----- Material for this exercise

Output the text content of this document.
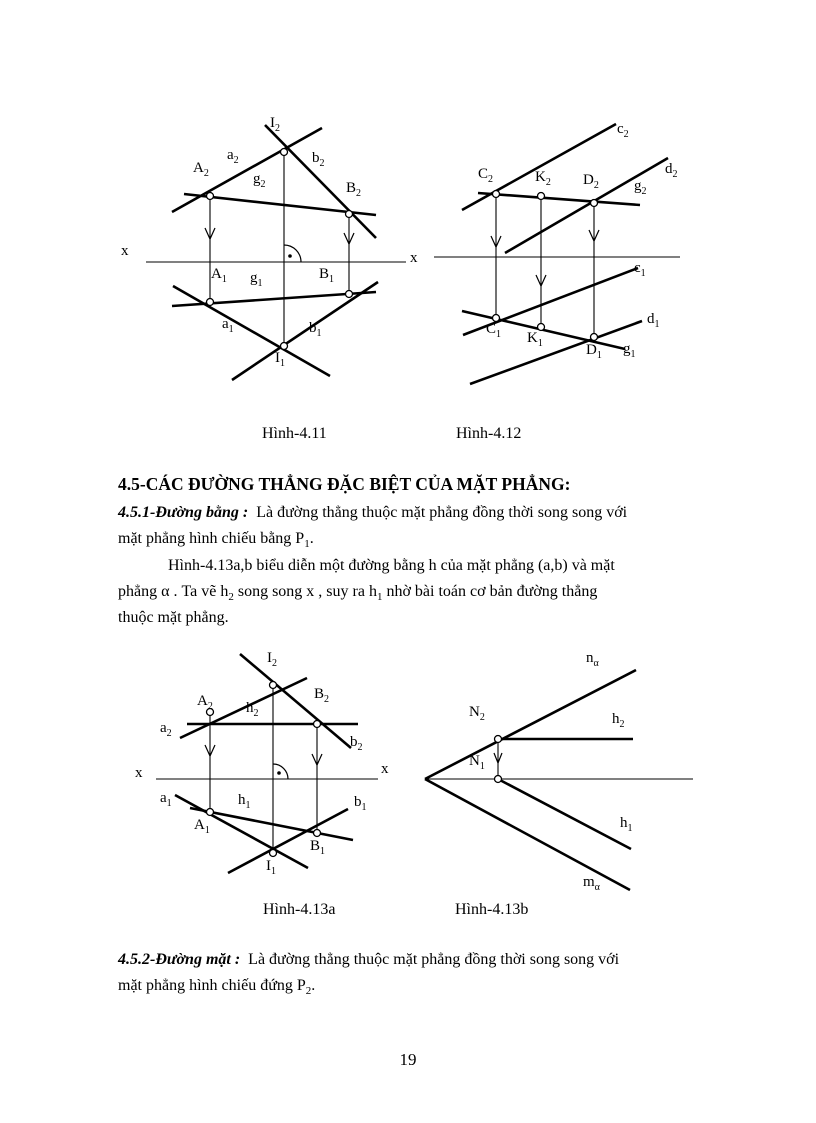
$I_2$
$a_2$	$b_2$
$A_2$	$g_2$	$B_2$
x	x
$A_1$ $g_1$
$B_1$
$a_1$	$b_1$
$I_1$
$c_2$
$d_2$
$C_2$	$K_2$ $D_2$ $g_2$
$c_1$
$d_1$
$C_1$ $K_1$	$D_1$ $g_1$
Hình-4.11	Hình-4.12
4.5-CÁC ĐƯỜNG THẲNG ĐẶC BIỆT CỦA MẶT PHẲNG:
4.5.1-Đường bằng : Là đường thẳng thuộc mặt phẳng đồng thời song song với
mặt phẳng hình chiếu bằng $P_1$.
Hình-4.13a,b biểu diễn một đường bằng h của mặt phẳng (a,b) và mặt
phẳng α . Ta vẽ $h_2$ song song x , suy ra $h_1$ nhờ bài toán cơ bản đường thẳng
thuộc mặt phẳng.
$I_2$
$A_2$
$B_2$
$h_2$
$a_2$
$b_2$
x	x
$a_1$	$h_1$	$b_1$
$A_1$
$B_1$
$I_1$
$n_\alpha$
$h_2$
$N_2$
$N_1$
$h_1$
$m_\alpha$
Hình-4.13a	Hình-4.13b
4.5.2-Đường mặt : Là đường thẳng thuộc mặt phẳng đồng thời song song với
mặt phẳng hình chiếu đứng $P_2$.
19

----------

▶ **Exercise requirements**:
Print the records above exactly as they stand, but leave out the pictures.

▶ **Answer to the problem**:
Output the text content of this document.
$I_2$
$a_2$	$b_2$
$A_2$	$g_2$	$B_2$
x	x
$A_1$ $g_1$
$B_1$
$a_1$	$b_1$
$I_1$
$c_2$
$d_2$
$C_2$	$K_2$ $D_2$ $g_2$
$c_1$
$d_1$
$C_1$ $K_1$	$D_1$ $g_1$
Hình-4.11	Hình-4.12
4.5-CÁC ĐƯỜNG THẲNG ĐẶC BIỆT CỦA MẶT PHẲNG:
4.5.1-Đường bằng : Là đường thẳng thuộc mặt phẳng đồng thời song song với
mặt phẳng hình chiếu bằng $P_1$.
Hình-4.13a,b biểu diễn một đường bằng h của mặt phẳng (a,b) và mặt
phẳng α . Ta vẽ $h_2$ song song x , suy ra $h_1$ nhờ bài toán cơ bản đường thẳng
thuộc mặt phẳng.
$I_2$
$A_2$
$B_2$
$h_2$
$a_2$
$b_2$
x	x
$a_1$	$h_1$	$b_1$
$A_1$
$B_1$
$I_1$
$n_\alpha$
$h_2$
$N_2$
$N_1$
$h_1$
$m_\alpha$
Hình-4.13a	Hình-4.13b
4.5.2-Đường mặt : Là đường thẳng thuộc mặt phẳng đồng thời song song với
mặt phẳng hình chiếu đứng $P_2$.
19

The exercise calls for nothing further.